-- Begin --
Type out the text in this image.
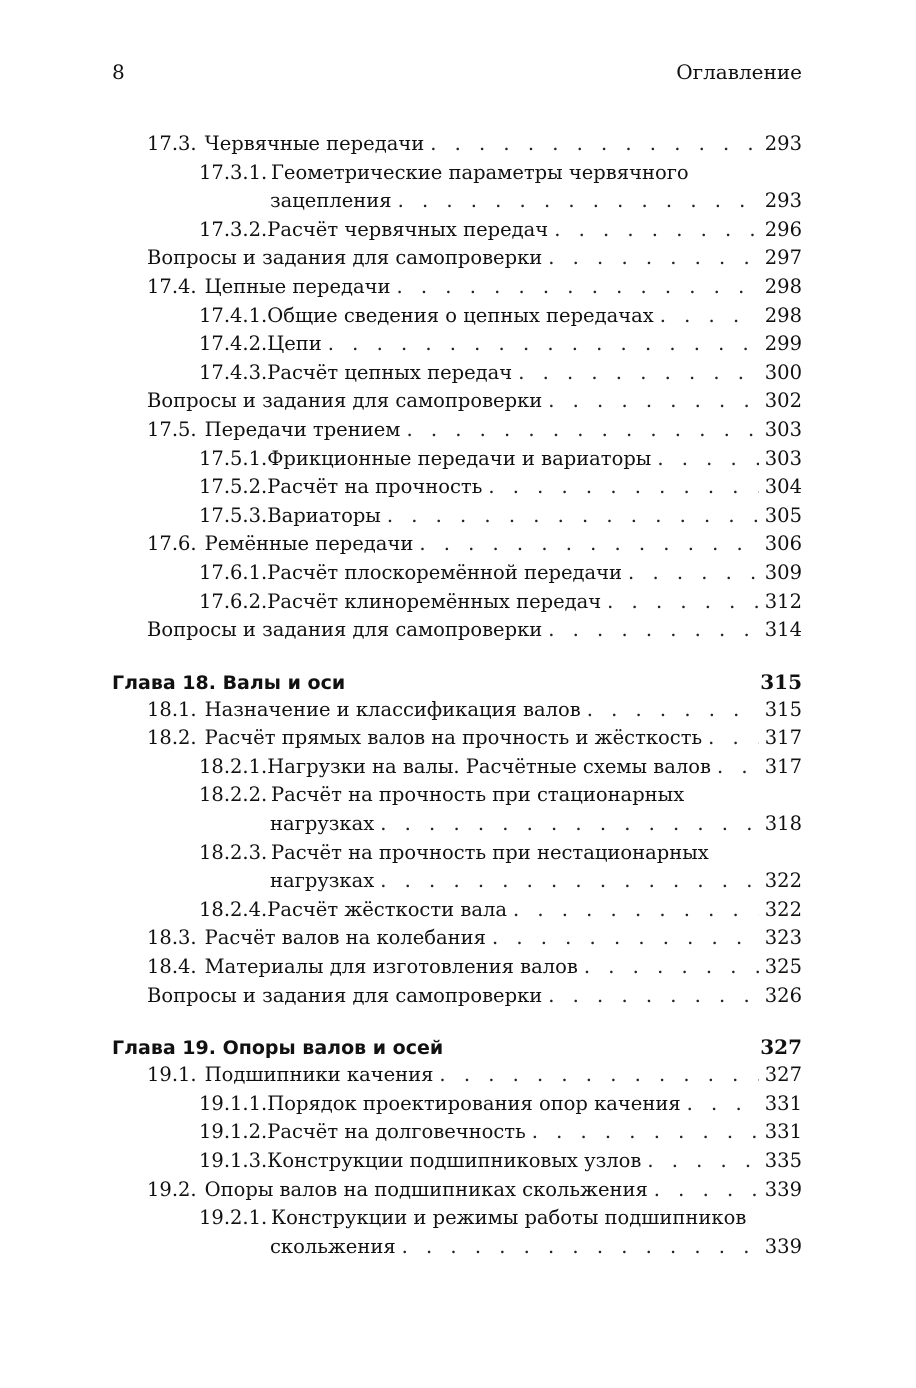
8	Оглавление
17.3. Червячные передачи . . .	293
17.3.1. Геометрические параметры червячного
зацепления . . .	293
17.3.2. Расчёт червячных передач . . .	296
Вопросы и задания для самопроверки . . .	297
17.4. Цепные передачи . . .	298
17.4.1. Общие сведения о цепных передачах . . .	298
17.4.2. Цепи . . .	299
17.4.3. Расчёт цепных передач . . .	300
Вопросы и задания для самопроверки . . .	302
17.5. Передачи трением . . .	303
17.5.1. Фрикционные передачи и вариаторы . . .	303
17.5.2. Расчёт на прочность . . .	304
17.5.3. Вариаторы . . .	305
17.6. Ремённые передачи . . .	306
17.6.1. Расчёт плоскоремённой передачи . . .	309
17.6.2. Расчёт клиноремённых передач . . .	312
Вопросы и задания для самопроверки . . .	314
Глава 18. Валы и оси	315
18.1. Назначение и классификация валов . . .	315
18.2. Расчёт прямых валов на прочность и жёсткость . . .	317
18.2.1. Нагрузки на валы. Расчётные схемы валов . . .	317
18.2.2. Расчёт на прочность при стационарных
нагрузках . . .	318
18.2.3. Расчёт на прочность при нестационарных
нагрузках . . .	322
18.2.4. Расчёт жёсткости вала . . .	322
18.3. Расчёт валов на колебания . . .	323
18.4. Материалы для изготовления валов . . .	325
Вопросы и задания для самопроверки . . .	326
Глава 19. Опоры валов и осей	327
19.1. Подшипники качения . . .	327
19.1.1. Порядок проектирования опор качения . . .	331
19.1.2. Расчёт на долговечность . . .	331
19.1.3. Конструкции подшипниковых узлов . . .	335
19.2. Опоры валов на подшипниках скольжения . . .	339
19.2.1. Конструкции и режимы работы подшипников
скольжения . . .	339
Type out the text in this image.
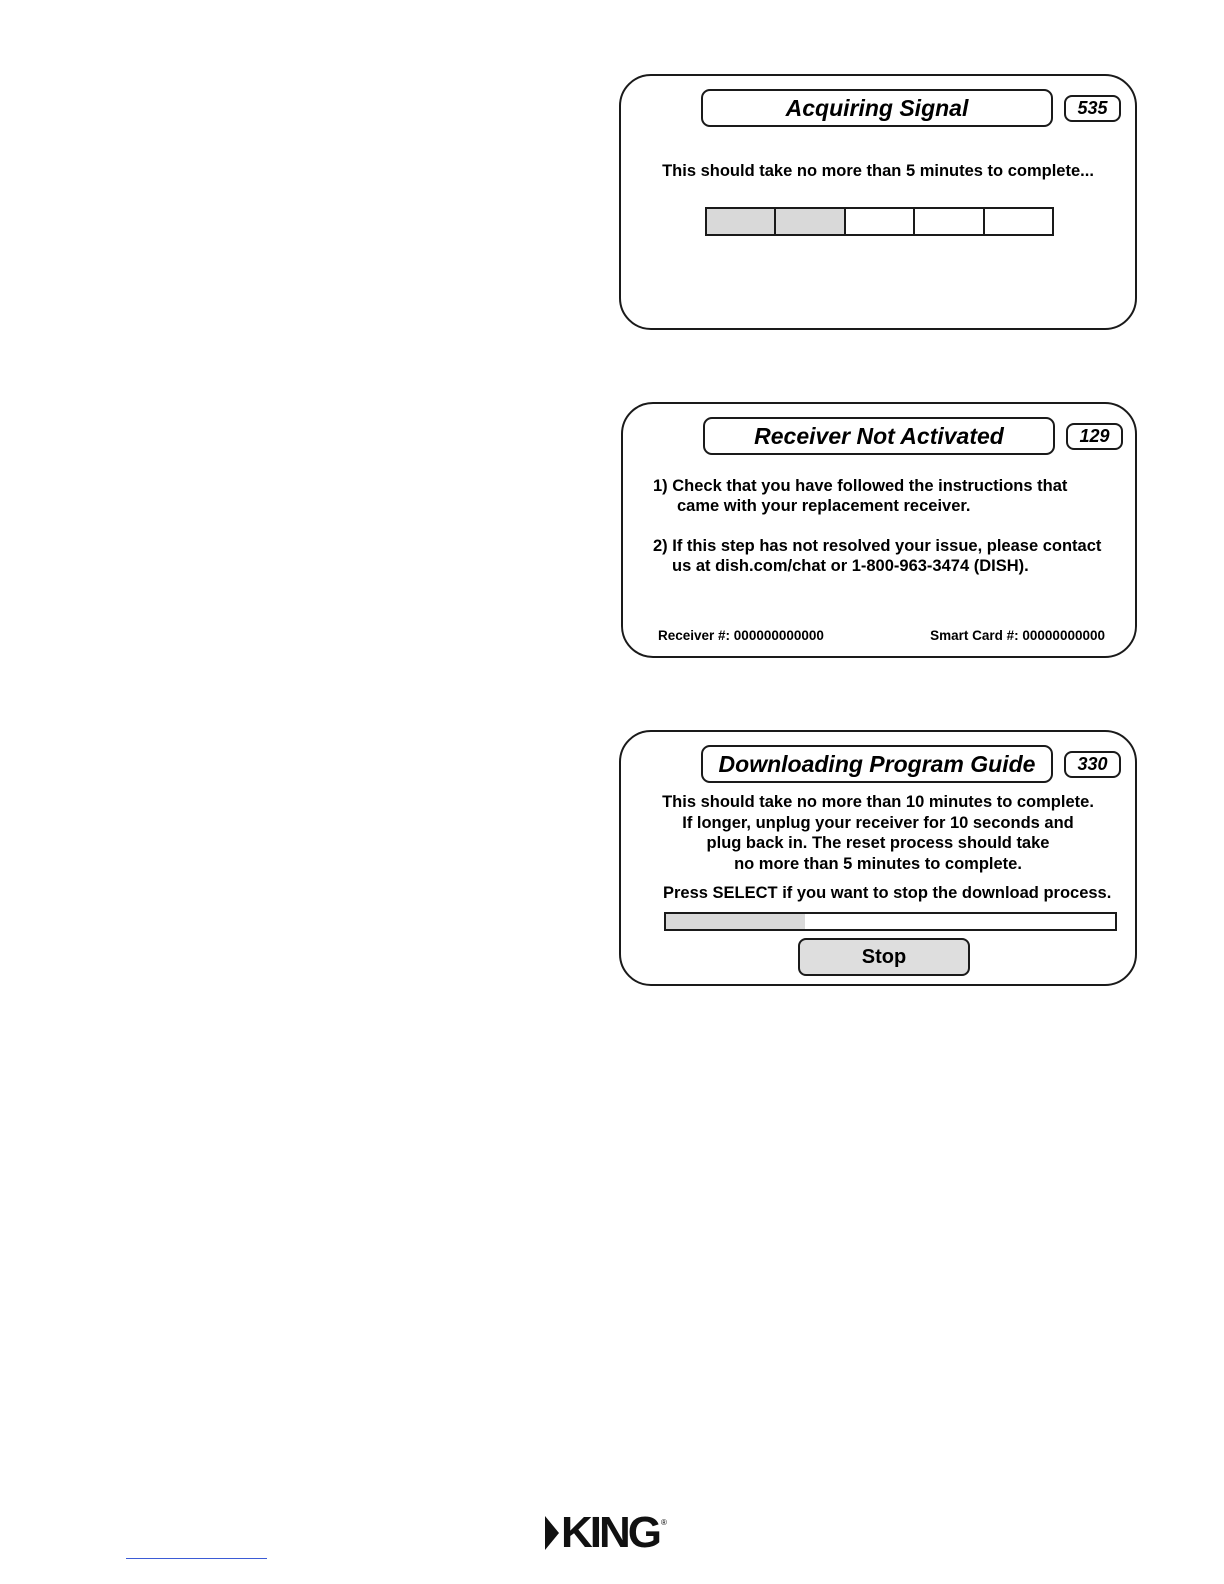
Acquiring Signal	535
This should take no more than 5 minutes to complete...
Receiver Not Activated	129
1) Check that you have followed the instructions that
came with your replacement receiver.
2) If this step has not resolved your issue, please contact
us at dish.com/chat or 1-800-963-3474 (DISH).
Receiver #: 000000000000	Smart Card #: 00000000000
Downloading Program Guide	330
This should take no more than 10 minutes to complete.
If longer, unplug your receiver for 10 seconds and
plug back in. The reset process should take
no more than 5 minutes to complete.
Press SELECT if you want to stop the download process.
Stop
KING ®
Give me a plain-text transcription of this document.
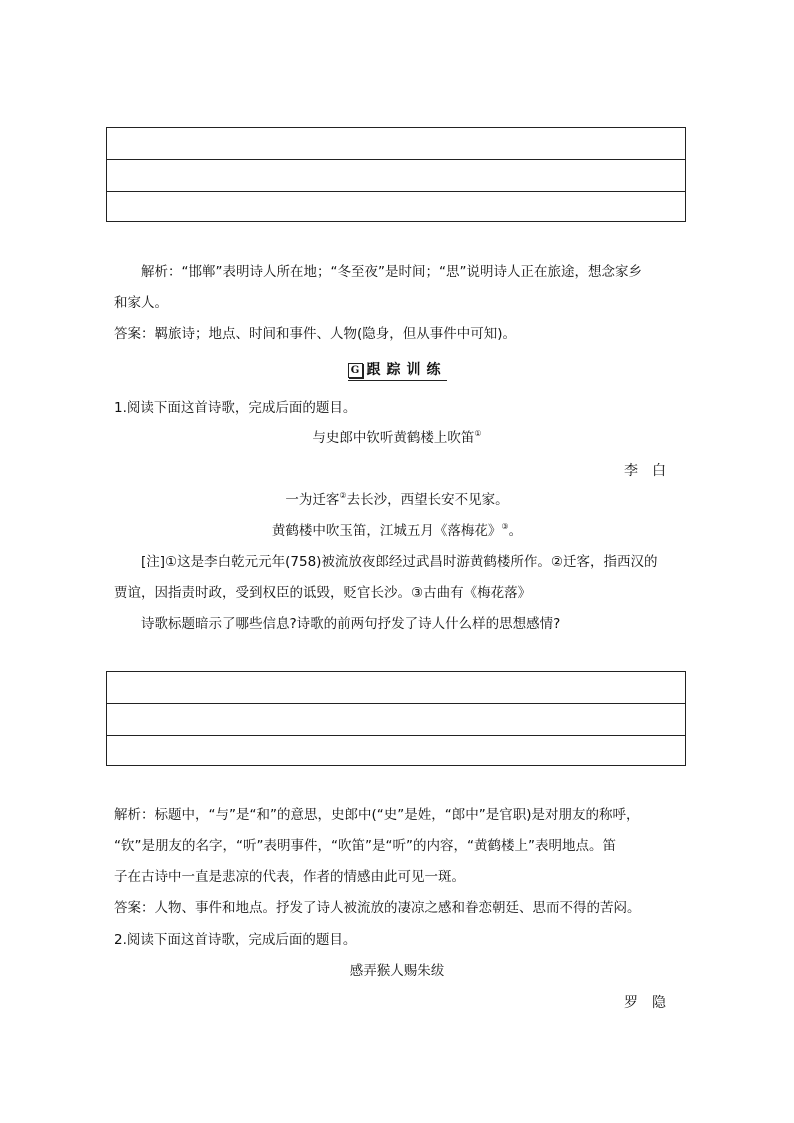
解析：“邯郸”表明诗人所在地；“冬至夜”是时间；“思”说明诗人正在旅途，想念家乡
和家人。
答案：羁旅诗；地点、时间和事件、人物(隐身，但从事件中可知)。
G 跟踪训练
1.阅读下面这首诗歌，完成后面的题目。
与史郎中钦听黄鹤楼上吹笛①
李白
一为迁客②去长沙，西望长安不见家。
黄鹤楼中吹玉笛，江城五月《落梅花》③。
[注]①这是李白乾元元年(758)被流放夜郎经过武昌时游黄鹤楼所作。②迁客，指西汉的
贾谊，因指责时政，受到权臣的诋毁，贬官长沙。③古曲有《梅花落》
诗歌标题暗示了哪些信息?诗歌的前两句抒发了诗人什么样的思想感情?
解析：标题中，“与”是“和”的意思，史郎中(“史”是姓，“郎中”是官职)是对朋友的称呼，
“钦”是朋友的名字，“听”表明事件，“吹笛”是“听”的内容，“黄鹤楼上”表明地点。笛
子在古诗中一直是悲凉的代表，作者的情感由此可见一斑。
答案：人物、事件和地点。抒发了诗人被流放的凄凉之感和眷恋朝廷、思而不得的苦闷。
2.阅读下面这首诗歌，完成后面的题目。
感弄猴人赐朱绂
罗隐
-- End --
## GOAL
Repeat each entry exactly. Pictures do not belong in the copy.

## RESULT OF THE TASK
Type out the text in this image.
8	Оглавление
17.3. Червячные передачи . . .	293
17.3.1. Геометрические параметры червячного
зацепления . . .	293
17.3.2. Расчёт червячных передач . . .	296
Вопросы и задания для самопроверки . . .	297
17.4. Цепные передачи . . .	298
17.4.1. Общие сведения о цепных передачах . . .	298
17.4.2. Цепи . . .	299
17.4.3. Расчёт цепных передач . . .	300
Вопросы и задания для самопроверки . . .	302
17.5. Передачи трением . . .	303
17.5.1. Фрикционные передачи и вариаторы . . .	303
17.5.2. Расчёт на прочность . . .	304
17.5.3. Вариаторы . . .	305
17.6. Ремённые передачи . . .	306
17.6.1. Расчёт плоскоремённой передачи . . .	309
17.6.2. Расчёт клиноремённых передач . . .	312
Вопросы и задания для самопроверки . . .	314
Глава 18. Валы и оси	315
18.1. Назначение и классификация валов . . .	315
18.2. Расчёт прямых валов на прочность и жёсткость . . .	317
18.2.1. Нагрузки на валы. Расчётные схемы валов . . .	317
18.2.2. Расчёт на прочность при стационарных
нагрузках . . .	318
18.2.3. Расчёт на прочность при нестационарных
нагрузках . . .	322
18.2.4. Расчёт жёсткости вала . . .	322
18.3. Расчёт валов на колебания . . .	323
18.4. Материалы для изготовления валов . . .	325
Вопросы и задания для самопроверки . . .	326
Глава 19. Опоры валов и осей	327
19.1. Подшипники качения . . .	327
19.1.1. Порядок проектирования опор качения . . .	331
19.1.2. Расчёт на долговечность . . .	331
19.1.3. Конструкции подшипниковых узлов . . .	335
19.2. Опоры валов на подшипниках скольжения . . .	339
19.2.1. Конструкции и режимы работы подшипников
скольжения . . .	339
Type out the text in this image.
Acquiring Signal	535
This should take no more than 5 minutes to complete...
Receiver Not Activated	129
1) Check that you have followed the instructions that
came with your replacement receiver.
2) If this step has not resolved your issue, please contact
us at dish.com/chat or 1-800-963-3474 (DISH).
Receiver #: 000000000000	Smart Card #: 00000000000
Downloading Program Guide	330
This should take no more than 10 minutes to complete.
If longer, unplug your receiver for 10 seconds and
plug back in. The reset process should take
no more than 5 minutes to complete.
Press SELECT if you want to stop the download process.
Stop
KING ®
Give me a plain-text transcription of this document.
解析：“邯郸”表明诗人所在地；“冬至夜”是时间；“思”说明诗人正在旅途，想念家乡
和家人。
答案：羁旅诗；地点、时间和事件、人物(隐身，但从事件中可知)。
G 跟踪训练
1.阅读下面这首诗歌，完成后面的题目。
与史郎中钦听黄鹤楼上吹笛①
李白
一为迁客②去长沙，西望长安不见家。
黄鹤楼中吹玉笛，江城五月《落梅花》③。
[注]①这是李白乾元元年(758)被流放夜郎经过武昌时游黄鹤楼所作。②迁客，指西汉的
贾谊，因指责时政，受到权臣的诋毁，贬官长沙。③古曲有《梅花落》
诗歌标题暗示了哪些信息?诗歌的前两句抒发了诗人什么样的思想感情?
解析：标题中，“与”是“和”的意思，史郎中(“史”是姓，“郎中”是官职)是对朋友的称呼，
“钦”是朋友的名字，“听”表明事件，“吹笛”是“听”的内容，“黄鹤楼上”表明地点。笛
子在古诗中一直是悲凉的代表，作者的情感由此可见一斑。
答案：人物、事件和地点。抒发了诗人被流放的凄凉之感和眷恋朝廷、思而不得的苦闷。
2.阅读下面这首诗歌，完成后面的题目。
感弄猴人赐朱绂
罗隐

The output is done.